--- Input material ---

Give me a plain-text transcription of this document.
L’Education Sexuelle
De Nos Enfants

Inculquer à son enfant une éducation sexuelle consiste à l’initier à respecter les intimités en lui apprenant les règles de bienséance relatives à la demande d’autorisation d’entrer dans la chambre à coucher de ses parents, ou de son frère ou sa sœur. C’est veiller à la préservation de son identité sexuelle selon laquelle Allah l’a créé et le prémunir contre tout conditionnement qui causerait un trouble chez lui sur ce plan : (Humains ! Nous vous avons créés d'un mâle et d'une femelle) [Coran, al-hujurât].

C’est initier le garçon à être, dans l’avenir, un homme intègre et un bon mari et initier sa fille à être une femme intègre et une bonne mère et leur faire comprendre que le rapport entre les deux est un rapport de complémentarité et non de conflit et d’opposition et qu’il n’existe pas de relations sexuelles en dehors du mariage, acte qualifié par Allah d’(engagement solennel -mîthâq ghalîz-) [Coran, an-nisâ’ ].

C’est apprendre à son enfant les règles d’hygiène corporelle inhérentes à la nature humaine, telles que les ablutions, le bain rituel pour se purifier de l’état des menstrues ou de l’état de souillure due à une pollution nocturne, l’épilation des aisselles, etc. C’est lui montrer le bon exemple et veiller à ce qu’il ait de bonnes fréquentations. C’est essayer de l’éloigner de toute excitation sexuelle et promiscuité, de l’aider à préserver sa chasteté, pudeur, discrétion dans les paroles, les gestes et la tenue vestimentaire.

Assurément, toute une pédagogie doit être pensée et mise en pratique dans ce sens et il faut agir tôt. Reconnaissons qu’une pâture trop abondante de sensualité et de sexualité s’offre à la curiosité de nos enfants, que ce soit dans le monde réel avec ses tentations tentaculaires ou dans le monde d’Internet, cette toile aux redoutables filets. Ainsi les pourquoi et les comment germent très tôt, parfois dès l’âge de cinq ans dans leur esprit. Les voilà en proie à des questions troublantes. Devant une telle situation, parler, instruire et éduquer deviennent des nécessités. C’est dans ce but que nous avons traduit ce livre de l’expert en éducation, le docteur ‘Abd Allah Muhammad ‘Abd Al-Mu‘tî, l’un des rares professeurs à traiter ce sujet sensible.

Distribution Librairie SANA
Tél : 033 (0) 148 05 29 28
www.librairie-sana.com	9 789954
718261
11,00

---

Problem statement ▸
Search the data above for the string "règles" and return every line that has it.

Complete answer ▸
Inculquer à son enfant une éducation sexuelle consiste à l’initier à respecter les intimités en lui apprenant les règles de bienséance relatives à la demande d’autorisation d’entrer dans la chambre à coucher de ses parents, ou de son frère ou sa sœur. C’est veiller à la préservation de son identité sexuelle selon laquelle Allah l’a créé et le prémunir contre tout conditionnement qui causerait un trouble chez lui sur ce plan : (Humains ! Nous vous avons créés d'un mâle et d'une femelle) [Coran, al-hujurât].
C’est apprendre à son enfant les règles d’hygiène corporelle inhérentes à la nature humaine, telles que les ablutions, le bain rituel pour se purifier de l’état des menstrues ou de l’état de souillure due à une pollution nocturne, l’épilation des aisselles, etc. C’est lui montrer le bon exemple et veiller à ce qu’il ait de bonnes fréquentations. C’est essayer de l’éloigner de toute excitation sexuelle et promiscuité, de l’aider à préserver sa chasteté, pudeur, discrétion dans les paroles, les gestes et la tenue vestimentaire.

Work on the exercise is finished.